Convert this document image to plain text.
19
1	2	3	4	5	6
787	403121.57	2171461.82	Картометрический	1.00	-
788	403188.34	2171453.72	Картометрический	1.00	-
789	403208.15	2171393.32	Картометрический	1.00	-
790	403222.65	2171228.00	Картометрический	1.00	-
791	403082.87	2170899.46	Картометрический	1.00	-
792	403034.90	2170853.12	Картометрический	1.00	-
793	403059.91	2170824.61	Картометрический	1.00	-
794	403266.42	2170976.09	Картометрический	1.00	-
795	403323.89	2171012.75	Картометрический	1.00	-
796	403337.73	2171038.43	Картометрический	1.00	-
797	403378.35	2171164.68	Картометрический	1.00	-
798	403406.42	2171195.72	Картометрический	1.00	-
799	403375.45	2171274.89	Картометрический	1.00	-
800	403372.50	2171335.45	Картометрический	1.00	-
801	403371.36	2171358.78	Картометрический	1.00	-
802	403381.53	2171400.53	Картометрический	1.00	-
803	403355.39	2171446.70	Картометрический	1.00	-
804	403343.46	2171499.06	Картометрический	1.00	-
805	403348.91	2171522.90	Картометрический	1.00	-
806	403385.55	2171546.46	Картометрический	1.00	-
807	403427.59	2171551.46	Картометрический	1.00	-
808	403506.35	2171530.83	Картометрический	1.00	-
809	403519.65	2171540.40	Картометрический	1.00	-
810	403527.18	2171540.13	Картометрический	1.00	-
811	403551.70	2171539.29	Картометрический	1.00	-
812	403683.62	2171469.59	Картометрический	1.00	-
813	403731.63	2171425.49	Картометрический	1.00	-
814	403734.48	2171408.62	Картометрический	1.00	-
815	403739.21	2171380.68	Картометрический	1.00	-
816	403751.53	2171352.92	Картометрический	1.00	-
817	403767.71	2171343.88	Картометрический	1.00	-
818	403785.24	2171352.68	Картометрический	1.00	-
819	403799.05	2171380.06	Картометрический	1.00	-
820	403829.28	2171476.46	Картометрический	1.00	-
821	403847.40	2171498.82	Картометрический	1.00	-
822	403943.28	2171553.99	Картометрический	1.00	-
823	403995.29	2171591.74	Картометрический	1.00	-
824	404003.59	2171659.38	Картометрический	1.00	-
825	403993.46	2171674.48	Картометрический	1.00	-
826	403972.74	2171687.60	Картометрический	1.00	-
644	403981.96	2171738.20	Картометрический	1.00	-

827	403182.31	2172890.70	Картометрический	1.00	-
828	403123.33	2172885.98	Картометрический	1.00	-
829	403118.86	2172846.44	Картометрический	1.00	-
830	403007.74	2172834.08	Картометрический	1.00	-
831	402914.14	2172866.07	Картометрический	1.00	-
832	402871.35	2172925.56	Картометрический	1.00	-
--
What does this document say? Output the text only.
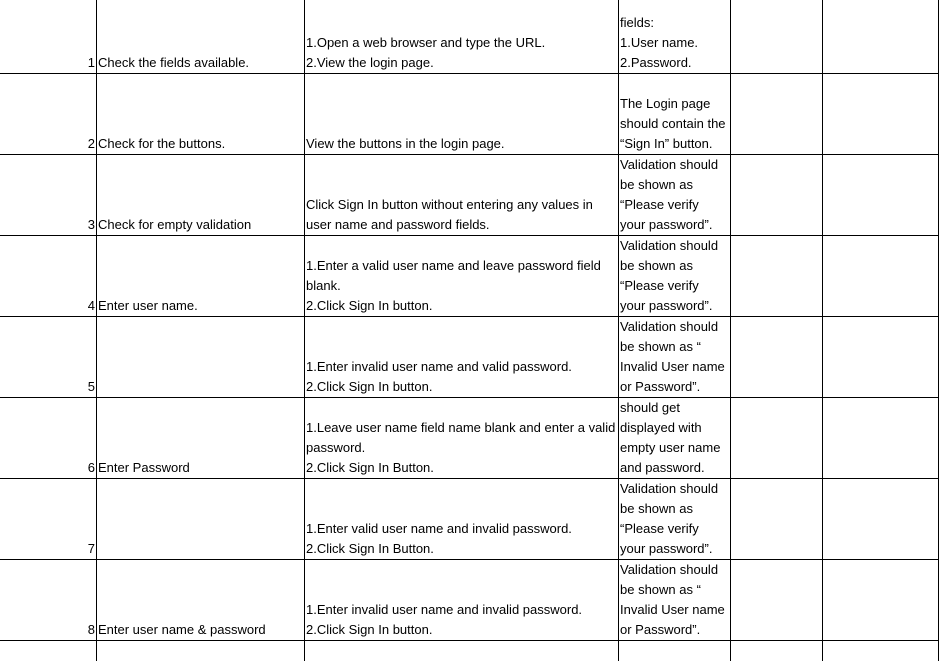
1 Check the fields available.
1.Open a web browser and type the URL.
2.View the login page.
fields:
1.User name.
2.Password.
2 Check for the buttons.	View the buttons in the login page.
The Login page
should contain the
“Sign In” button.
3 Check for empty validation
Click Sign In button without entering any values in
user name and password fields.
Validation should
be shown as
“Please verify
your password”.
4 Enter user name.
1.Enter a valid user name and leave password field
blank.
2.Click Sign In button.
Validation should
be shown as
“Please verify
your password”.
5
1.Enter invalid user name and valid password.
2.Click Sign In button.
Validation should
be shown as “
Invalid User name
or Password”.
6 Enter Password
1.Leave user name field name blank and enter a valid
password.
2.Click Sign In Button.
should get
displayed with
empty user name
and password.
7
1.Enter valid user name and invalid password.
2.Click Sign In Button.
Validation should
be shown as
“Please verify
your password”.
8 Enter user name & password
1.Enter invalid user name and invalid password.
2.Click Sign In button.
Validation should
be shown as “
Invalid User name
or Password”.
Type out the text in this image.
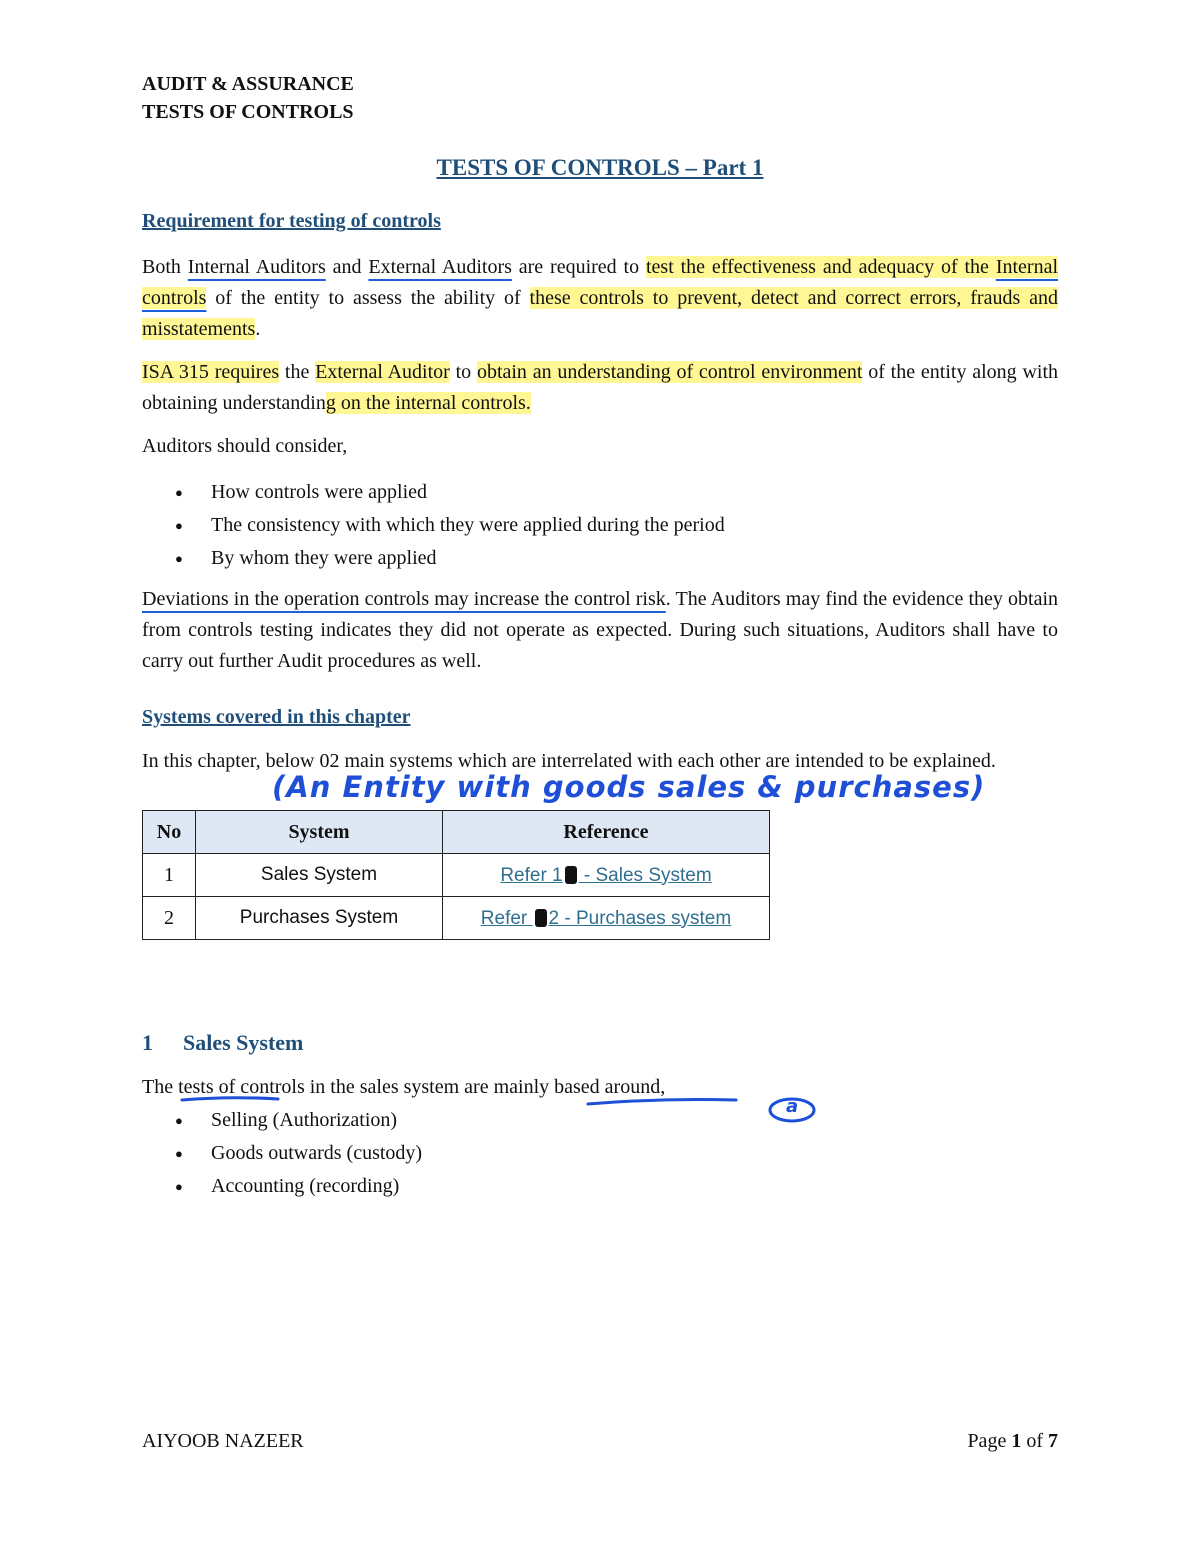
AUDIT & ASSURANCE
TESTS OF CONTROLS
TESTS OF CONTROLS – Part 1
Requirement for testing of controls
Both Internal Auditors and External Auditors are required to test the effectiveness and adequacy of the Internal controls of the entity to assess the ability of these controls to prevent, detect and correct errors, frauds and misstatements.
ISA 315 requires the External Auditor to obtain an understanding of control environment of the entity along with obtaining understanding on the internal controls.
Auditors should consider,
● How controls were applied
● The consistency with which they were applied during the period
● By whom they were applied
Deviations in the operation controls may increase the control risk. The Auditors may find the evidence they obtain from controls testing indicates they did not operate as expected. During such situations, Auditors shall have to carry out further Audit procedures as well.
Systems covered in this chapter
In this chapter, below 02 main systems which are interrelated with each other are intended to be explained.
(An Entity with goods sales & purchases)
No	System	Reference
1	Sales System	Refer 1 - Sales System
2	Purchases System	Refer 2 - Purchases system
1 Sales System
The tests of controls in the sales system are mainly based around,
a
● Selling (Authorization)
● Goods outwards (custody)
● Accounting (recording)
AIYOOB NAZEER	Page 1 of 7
* * *
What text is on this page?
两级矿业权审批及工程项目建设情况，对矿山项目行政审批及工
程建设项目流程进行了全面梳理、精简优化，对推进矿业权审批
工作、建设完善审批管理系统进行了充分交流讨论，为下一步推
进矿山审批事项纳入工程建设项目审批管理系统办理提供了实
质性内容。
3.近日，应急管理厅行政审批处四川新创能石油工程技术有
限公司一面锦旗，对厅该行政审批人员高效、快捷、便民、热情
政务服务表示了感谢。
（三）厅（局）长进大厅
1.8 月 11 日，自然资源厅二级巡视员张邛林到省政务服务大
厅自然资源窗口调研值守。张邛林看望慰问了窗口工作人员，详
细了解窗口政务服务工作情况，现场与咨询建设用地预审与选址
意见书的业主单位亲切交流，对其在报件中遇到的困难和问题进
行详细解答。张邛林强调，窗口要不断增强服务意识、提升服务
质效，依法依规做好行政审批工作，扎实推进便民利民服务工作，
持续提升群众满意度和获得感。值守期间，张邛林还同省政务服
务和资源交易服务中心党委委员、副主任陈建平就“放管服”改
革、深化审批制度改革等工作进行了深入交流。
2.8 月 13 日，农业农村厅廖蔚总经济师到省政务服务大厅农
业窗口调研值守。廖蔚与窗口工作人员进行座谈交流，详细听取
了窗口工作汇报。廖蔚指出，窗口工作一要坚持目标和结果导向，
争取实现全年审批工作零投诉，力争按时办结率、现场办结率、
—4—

→ INSTRUCTIONS FOR THE TASK:
Scan the lines for the string "fields". Pick out every line that has it.

→ SOLUTION FOR THIS PROBLEM:
1 Check the fields available.
fields:
user name and password fields.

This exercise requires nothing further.